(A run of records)

------------

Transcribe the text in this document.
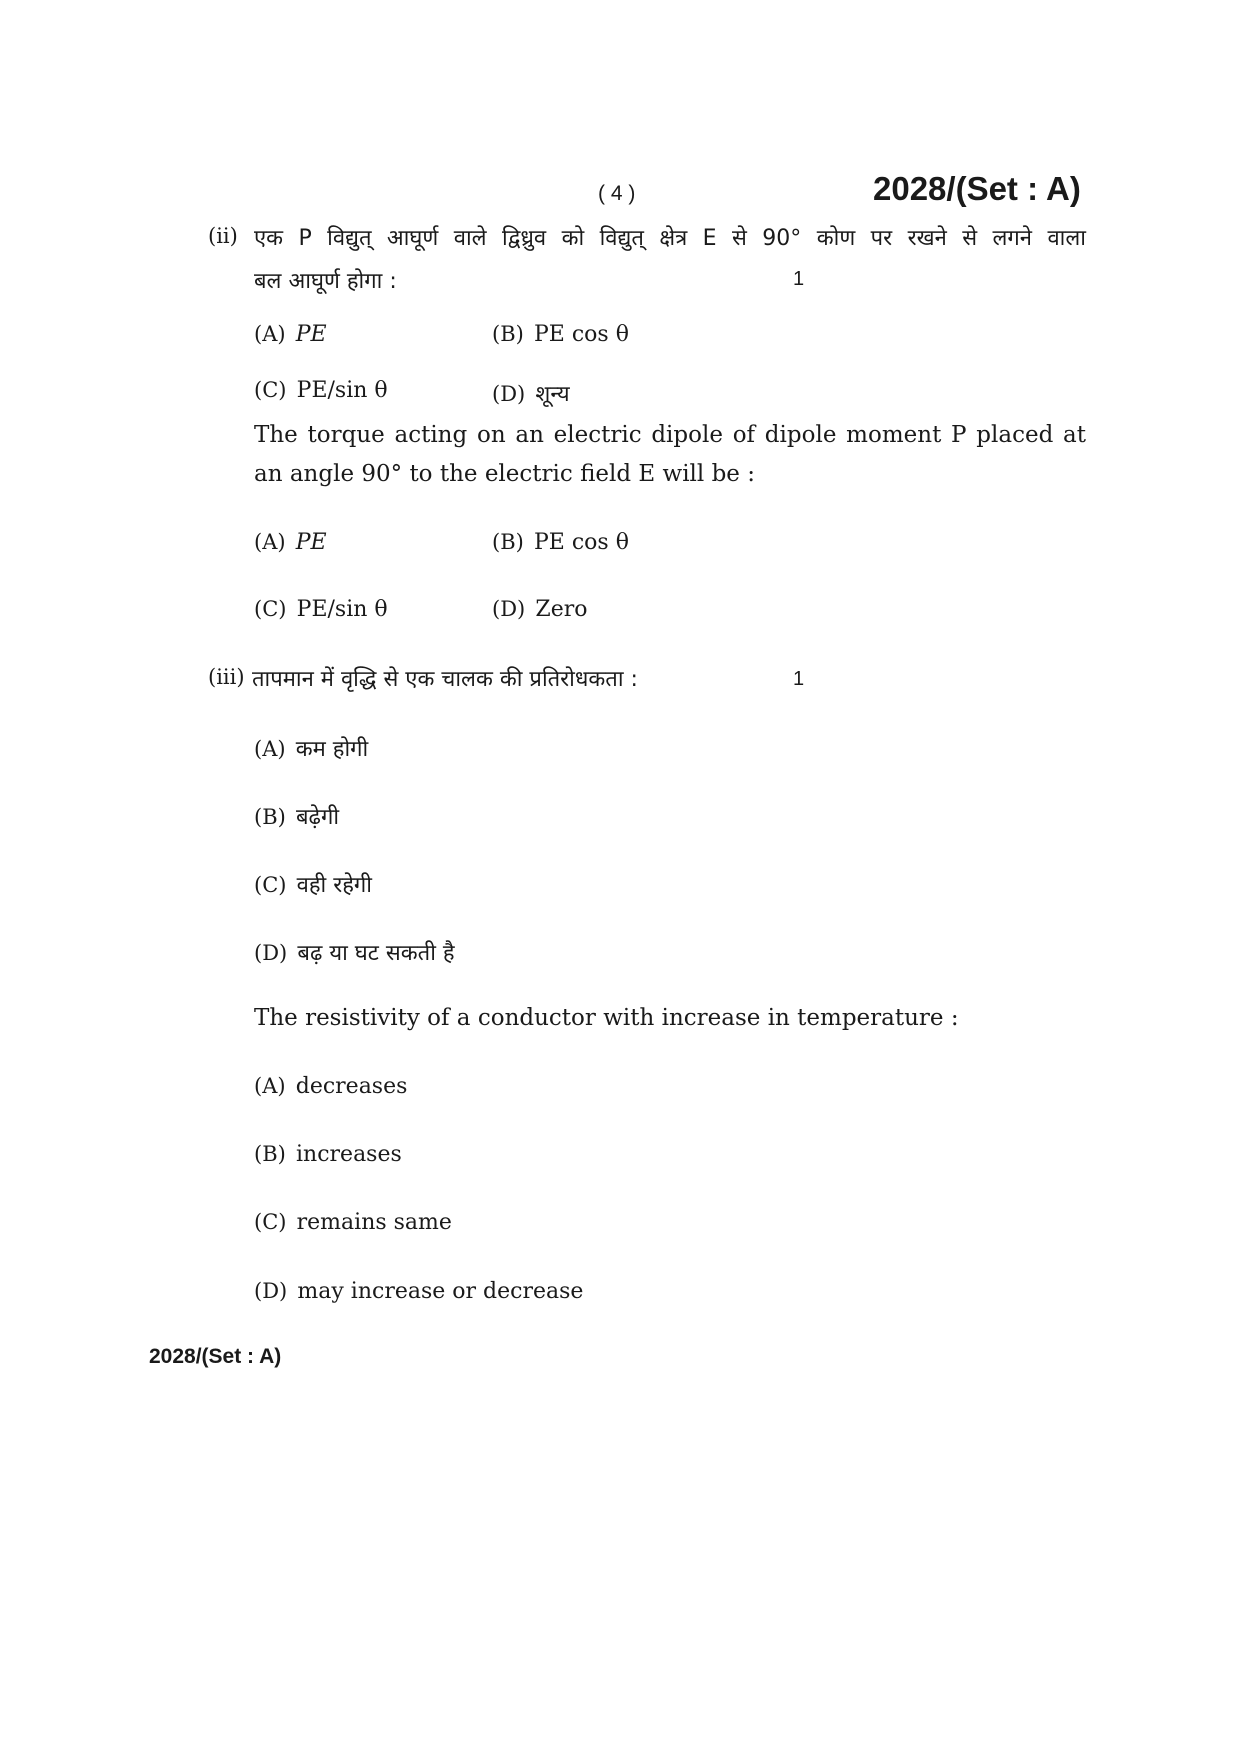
( 4 )	2028/(Set : A)
(ii) एक P विद्युत् आघूर्ण वाले द्विध्रुव को विद्युत् क्षेत्र E से 90° कोण पर रखने से लगने वाला
बल आघूर्ण होगा :	1
(A) PE	(B) PE cos θ
(C) PE/sin θ	(D) शून्य
The torque acting on an electric dipole of dipole moment P placed at
an angle 90° to the electric field E will be :
(A) PE	(B) PE cos θ
(C) PE/sin θ	(D) Zero
(iii) तापमान में वृद्धि से एक चालक की प्रतिरोधकता :	1
(A) कम होगी
(B) बढ़ेगी
(C) वही रहेगी
(D) बढ़ या घट सकती है
The resistivity of a conductor with increase in temperature :
(A) decreases
(B) increases
(C) remains same
(D) may increase or decrease
2028/(Set : A)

------------

## What you need to do
Print each entry shown above with exact wording and no pictures.

## Result
Transcribe the text in this document.
( 4 )	2028/(Set : A)
(ii) एक P विद्युत् आघूर्ण वाले द्विध्रुव को विद्युत् क्षेत्र E से 90° कोण पर रखने से लगने वाला
बल आघूर्ण होगा :	1
(A) PE	(B) PE cos θ
(C) PE/sin θ	(D) शून्य
The torque acting on an electric dipole of dipole moment P placed at
an angle 90° to the electric field E will be :
(A) PE	(B) PE cos θ
(C) PE/sin θ	(D) Zero
(iii) तापमान में वृद्धि से एक चालक की प्रतिरोधकता :	1
(A) कम होगी
(B) बढ़ेगी
(C) वही रहेगी
(D) बढ़ या घट सकती है
The resistivity of a conductor with increase in temperature :
(A) decreases
(B) increases
(C) remains same
(D) may increase or decrease
2028/(Set : A)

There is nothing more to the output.